Among the entries, which lines carry the string "Oddziałami"? Copy each of them.

Data entries:
============================================================
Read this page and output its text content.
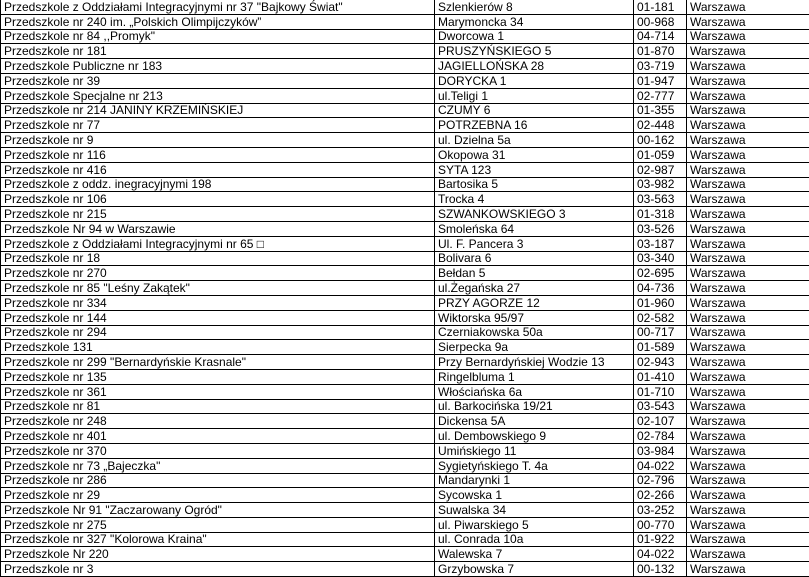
Przedszkole z Oddziałami Integracyjnymi nr 37 "Bajkowy Świat"	Szlenkierów 8	01-181	Warszawa
Przedszkole nr 240 im. „Polskich Olimpijczyków”	Marymoncka 34	00-968	Warszawa
Przedszkole nr 84 ,,Promyk"	Dworcowa 1	04-714	Warszawa
Przedszkole nr 181	PRUSZYŃSKIEGO 5	01-870	Warszawa
Przedszkole Publiczne nr 183	JAGIELLOŃSKA 28	03-719	Warszawa
Przedszkole nr 39	DORYCKA 1	01-947	Warszawa
Przedszkole Specjalne nr 213	ul.Teligi 1	02-777	Warszawa
Przedszkole nr 214 JANINY KRZEMIŃSKIEJ	CZUMY 6	01-355	Warszawa
Przedszkole nr 77	POTRZEBNA 16	02-448	Warszawa
Przedszkole nr 9	ul. Dzielna 5a	00-162	Warszawa
Przedszkole nr 116	Okopowa 31	01-059	Warszawa
Przedszkole nr 416	SYTA 123	02-987	Warszawa
Przedszkole z oddz. inegracyjnymi 198	Bartosika 5	03-982	Warszawa
Przedszkole nr 106	Trocka 4	03-563	Warszawa
Przedszkole nr 215	SZWANKOWSKIEGO 3	01-318	Warszawa
Przedszkole Nr 94 w Warszawie	Smoleńska 64	03-526	Warszawa
Przedszkole z Oddziałami Integracyjnymi nr 65 □	Ul. F. Pancera 3	03-187	Warszawa
Przedszkole nr 18	Bolivara 6	03-340	Warszawa
Przedszkole nr 270	Bełdan 5	02-695	Warszawa
Przedszkole nr 85 "Leśny Zakątek"	ul.Żegańska 27	04-736	Warszawa
Przedszkole nr 334	PRZY AGORZE 12	01-960	Warszawa
Przedszkole nr 144	Wiktorska 95/97	02-582	Warszawa
Przedszkole nr 294	Czerniakowska 50a	00-717	Warszawa
Przedszkole 131	Sierpecka 9a	01-589	Warszawa
Przedszkole nr 299 "Bernardyńskie Krasnale"	Przy Bernardyńskiej Wodzie 13	02-943	Warszawa
Przedszkole nr 135	Ringelbluma 1	01-410	Warszawa
Przedszkole nr 361	Włościańska 6a	01-710	Warszawa
Przedszkole nr 81	ul. Barkocińska 19/21	03-543	Warszawa
Przedszkole nr 248	Dickensa 5A	02-107	Warszawa
Przedszkole nr 401	ul. Dembowskiego 9	02-784	Warszawa
Przedszkole nr 370	Umińskiego 11	03-984	Warszawa
Przedszkole nr 73 „Bajeczka"	Sygietyńskiego T. 4a	04-022	Warszawa
Przedszkole nr 286	Mandarynki 1	02-796	Warszawa
Przedszkole nr 29	Sycowska 1	02-266	Warszawa
Przedszkole Nr 91 "Zaczarowany Ogród"	Suwalska 34	03-252	Warszawa
Przedszkole nr 275	ul. Piwarskiego 5	00-770	Warszawa
Przedszkole nr 327 "Kolorowa Kraina"	ul. Conrada 10a	01-922	Warszawa
Przedszkole Nr 220	Walewska 7	04-022	Warszawa
Przedszkole nr 3	Grzybowska 7	00-132	Warszawa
============================================================
COMPLETE RESPONSE:
Przedszkole z Oddziałami Integracyjnymi nr 37 "Bajkowy Świat"	Szlenkierów 8	01-181	Warszawa
Przedszkole z Oddziałami Integracyjnymi nr 65 □	Ul. F. Pancera 3	03-187	Warszawa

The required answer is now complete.